start Material supplied

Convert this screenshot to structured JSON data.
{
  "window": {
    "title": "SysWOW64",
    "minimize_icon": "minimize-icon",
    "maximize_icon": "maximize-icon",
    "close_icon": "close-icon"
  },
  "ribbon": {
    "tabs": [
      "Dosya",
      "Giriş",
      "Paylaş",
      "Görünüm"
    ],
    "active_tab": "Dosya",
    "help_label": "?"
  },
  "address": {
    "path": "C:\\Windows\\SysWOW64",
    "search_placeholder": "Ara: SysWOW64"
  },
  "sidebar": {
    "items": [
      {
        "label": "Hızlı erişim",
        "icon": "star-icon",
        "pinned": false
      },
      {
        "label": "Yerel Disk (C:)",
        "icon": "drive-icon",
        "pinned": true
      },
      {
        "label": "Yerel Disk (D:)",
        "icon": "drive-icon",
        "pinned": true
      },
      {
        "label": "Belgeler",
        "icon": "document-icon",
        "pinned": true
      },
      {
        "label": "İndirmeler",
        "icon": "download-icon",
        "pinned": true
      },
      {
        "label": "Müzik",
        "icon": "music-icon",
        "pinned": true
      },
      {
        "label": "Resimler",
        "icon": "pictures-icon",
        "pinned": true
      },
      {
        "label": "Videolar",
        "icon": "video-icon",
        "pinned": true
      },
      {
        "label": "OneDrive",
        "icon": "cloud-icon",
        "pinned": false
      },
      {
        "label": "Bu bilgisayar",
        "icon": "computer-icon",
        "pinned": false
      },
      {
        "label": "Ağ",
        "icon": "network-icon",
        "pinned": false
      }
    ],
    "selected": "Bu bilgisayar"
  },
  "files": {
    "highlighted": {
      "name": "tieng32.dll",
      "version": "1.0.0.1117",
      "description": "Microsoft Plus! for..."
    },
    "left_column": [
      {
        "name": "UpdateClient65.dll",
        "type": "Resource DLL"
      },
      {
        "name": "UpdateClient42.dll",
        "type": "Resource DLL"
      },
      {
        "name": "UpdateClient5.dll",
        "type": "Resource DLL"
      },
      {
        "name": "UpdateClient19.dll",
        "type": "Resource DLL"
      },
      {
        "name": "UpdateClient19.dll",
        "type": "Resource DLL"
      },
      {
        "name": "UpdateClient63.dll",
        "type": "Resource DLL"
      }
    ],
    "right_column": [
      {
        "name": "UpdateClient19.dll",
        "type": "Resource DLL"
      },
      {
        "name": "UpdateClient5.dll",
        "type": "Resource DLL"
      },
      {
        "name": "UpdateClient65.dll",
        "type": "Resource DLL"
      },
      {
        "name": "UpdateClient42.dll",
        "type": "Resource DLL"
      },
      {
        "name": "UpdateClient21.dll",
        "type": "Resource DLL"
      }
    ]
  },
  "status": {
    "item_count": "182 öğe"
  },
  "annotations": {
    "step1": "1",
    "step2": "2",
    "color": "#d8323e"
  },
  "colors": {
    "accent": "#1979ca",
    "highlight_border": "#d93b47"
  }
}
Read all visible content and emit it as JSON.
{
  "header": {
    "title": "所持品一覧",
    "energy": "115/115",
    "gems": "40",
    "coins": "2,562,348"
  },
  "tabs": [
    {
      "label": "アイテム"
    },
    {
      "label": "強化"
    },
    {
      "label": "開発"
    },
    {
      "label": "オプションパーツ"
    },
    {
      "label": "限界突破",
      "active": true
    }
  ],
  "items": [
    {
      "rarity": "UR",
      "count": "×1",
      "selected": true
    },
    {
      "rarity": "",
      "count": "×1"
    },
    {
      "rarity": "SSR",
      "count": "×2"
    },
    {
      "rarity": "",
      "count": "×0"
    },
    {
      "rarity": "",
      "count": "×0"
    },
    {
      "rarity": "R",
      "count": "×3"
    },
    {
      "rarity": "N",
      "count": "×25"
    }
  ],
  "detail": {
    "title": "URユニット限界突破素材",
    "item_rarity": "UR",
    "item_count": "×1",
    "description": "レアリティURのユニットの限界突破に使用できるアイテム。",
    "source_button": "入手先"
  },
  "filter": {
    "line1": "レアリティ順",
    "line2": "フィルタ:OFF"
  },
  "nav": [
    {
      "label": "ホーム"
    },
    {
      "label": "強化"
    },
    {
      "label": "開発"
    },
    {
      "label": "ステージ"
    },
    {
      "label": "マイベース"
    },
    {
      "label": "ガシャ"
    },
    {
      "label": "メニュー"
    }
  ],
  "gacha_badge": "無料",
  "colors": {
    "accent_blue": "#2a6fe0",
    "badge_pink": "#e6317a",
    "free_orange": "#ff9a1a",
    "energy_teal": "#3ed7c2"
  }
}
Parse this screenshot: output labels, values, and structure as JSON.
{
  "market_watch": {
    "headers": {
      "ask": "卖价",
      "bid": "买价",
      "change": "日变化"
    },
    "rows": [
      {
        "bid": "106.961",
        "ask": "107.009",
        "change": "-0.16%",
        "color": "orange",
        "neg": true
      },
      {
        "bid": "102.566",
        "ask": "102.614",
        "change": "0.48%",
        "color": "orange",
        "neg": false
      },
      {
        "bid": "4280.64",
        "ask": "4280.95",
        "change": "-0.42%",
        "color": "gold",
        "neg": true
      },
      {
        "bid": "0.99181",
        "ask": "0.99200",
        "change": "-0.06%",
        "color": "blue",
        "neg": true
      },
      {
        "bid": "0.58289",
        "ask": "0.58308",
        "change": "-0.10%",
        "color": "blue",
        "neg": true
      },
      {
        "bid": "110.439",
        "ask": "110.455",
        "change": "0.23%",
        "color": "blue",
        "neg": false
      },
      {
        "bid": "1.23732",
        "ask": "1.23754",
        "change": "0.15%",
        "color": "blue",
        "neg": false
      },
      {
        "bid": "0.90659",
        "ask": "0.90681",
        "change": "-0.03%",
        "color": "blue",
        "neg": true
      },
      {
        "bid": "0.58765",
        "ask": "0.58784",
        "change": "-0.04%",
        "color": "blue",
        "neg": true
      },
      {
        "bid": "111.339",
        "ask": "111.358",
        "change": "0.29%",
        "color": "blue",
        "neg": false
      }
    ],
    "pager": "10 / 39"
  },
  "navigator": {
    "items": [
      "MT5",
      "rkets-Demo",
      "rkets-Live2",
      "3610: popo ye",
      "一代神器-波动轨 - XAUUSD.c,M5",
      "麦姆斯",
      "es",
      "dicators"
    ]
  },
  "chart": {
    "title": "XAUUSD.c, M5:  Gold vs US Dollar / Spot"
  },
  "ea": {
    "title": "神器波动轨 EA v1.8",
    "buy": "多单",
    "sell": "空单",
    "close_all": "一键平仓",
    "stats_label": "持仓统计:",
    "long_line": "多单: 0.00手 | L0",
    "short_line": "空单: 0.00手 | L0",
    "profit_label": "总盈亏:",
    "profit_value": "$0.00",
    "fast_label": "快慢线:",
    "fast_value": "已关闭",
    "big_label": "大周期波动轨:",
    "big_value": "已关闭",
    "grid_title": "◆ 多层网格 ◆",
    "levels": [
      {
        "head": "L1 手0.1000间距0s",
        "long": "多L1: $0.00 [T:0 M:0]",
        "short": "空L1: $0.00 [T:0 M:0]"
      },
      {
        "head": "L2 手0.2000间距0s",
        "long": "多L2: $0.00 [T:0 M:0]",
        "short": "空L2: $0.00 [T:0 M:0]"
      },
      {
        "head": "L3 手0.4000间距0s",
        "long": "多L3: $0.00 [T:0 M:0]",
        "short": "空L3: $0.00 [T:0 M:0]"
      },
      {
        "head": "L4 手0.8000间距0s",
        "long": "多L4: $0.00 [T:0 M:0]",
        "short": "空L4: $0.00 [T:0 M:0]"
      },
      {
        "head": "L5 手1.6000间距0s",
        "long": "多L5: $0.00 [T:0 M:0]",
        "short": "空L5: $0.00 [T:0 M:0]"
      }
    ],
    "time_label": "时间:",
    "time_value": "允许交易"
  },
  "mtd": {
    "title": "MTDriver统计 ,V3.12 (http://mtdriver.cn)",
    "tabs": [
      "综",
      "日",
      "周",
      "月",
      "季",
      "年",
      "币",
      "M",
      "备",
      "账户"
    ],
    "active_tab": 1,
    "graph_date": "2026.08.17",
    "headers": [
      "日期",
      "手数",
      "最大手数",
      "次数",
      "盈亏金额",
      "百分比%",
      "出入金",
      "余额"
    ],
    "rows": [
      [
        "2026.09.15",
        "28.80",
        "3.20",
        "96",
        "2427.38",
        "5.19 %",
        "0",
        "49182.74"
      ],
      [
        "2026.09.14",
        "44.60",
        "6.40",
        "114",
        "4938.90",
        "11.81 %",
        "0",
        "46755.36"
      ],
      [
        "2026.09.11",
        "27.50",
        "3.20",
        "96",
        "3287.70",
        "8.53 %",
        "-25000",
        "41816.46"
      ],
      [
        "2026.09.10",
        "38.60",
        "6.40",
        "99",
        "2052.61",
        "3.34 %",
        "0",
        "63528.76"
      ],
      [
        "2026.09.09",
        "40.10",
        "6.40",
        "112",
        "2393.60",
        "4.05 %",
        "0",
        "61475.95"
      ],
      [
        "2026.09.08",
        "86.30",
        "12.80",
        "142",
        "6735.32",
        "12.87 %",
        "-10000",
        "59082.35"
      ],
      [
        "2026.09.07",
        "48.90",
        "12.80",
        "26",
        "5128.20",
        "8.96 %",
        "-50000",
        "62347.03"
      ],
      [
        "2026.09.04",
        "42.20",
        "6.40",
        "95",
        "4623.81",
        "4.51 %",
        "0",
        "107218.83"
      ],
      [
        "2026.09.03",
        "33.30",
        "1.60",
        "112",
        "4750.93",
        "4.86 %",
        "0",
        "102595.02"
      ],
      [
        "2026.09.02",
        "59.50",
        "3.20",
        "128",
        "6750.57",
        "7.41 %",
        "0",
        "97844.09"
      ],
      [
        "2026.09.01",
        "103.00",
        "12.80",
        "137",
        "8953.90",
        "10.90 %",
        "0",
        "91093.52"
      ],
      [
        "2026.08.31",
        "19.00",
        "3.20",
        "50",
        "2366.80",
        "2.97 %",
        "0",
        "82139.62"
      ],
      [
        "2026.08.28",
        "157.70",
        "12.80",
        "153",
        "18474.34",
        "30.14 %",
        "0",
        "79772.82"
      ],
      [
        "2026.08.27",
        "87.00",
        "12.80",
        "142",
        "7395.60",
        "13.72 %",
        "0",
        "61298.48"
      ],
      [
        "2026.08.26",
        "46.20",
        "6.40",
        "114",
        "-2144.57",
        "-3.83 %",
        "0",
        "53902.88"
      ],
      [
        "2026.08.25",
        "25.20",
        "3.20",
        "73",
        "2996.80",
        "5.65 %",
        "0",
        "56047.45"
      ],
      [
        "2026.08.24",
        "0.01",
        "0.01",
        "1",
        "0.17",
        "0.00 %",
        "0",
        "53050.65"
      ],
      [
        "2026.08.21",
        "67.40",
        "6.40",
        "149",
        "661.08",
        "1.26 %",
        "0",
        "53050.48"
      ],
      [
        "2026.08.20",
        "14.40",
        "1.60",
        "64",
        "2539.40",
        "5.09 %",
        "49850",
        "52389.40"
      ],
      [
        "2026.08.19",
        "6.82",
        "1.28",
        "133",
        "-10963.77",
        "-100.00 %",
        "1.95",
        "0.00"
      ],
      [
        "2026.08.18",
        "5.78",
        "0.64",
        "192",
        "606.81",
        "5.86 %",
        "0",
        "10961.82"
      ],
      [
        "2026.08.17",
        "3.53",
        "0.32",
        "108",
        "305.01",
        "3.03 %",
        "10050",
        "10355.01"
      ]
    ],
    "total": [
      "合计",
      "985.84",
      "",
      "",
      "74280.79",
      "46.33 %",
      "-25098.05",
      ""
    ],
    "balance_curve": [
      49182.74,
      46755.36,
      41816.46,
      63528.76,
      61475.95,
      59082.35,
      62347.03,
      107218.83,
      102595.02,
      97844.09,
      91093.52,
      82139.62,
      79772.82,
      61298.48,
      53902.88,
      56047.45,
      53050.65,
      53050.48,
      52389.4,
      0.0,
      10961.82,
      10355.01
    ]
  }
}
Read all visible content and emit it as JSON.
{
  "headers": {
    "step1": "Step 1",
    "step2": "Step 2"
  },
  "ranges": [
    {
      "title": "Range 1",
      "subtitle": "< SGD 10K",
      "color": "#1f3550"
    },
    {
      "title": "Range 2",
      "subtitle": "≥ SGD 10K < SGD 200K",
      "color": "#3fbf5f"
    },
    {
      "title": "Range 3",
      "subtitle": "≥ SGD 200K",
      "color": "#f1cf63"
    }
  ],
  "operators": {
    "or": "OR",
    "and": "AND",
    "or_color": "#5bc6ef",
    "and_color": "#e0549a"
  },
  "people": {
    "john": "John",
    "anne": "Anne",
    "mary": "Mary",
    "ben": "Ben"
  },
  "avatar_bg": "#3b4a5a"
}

end Material supplied

Your task:
Copy every line in the records above that contains the word "screenshot".

Answer in full:
Convert this screenshot to structured JSON data.
Parse this screenshot: output labels, values, and structure as JSON.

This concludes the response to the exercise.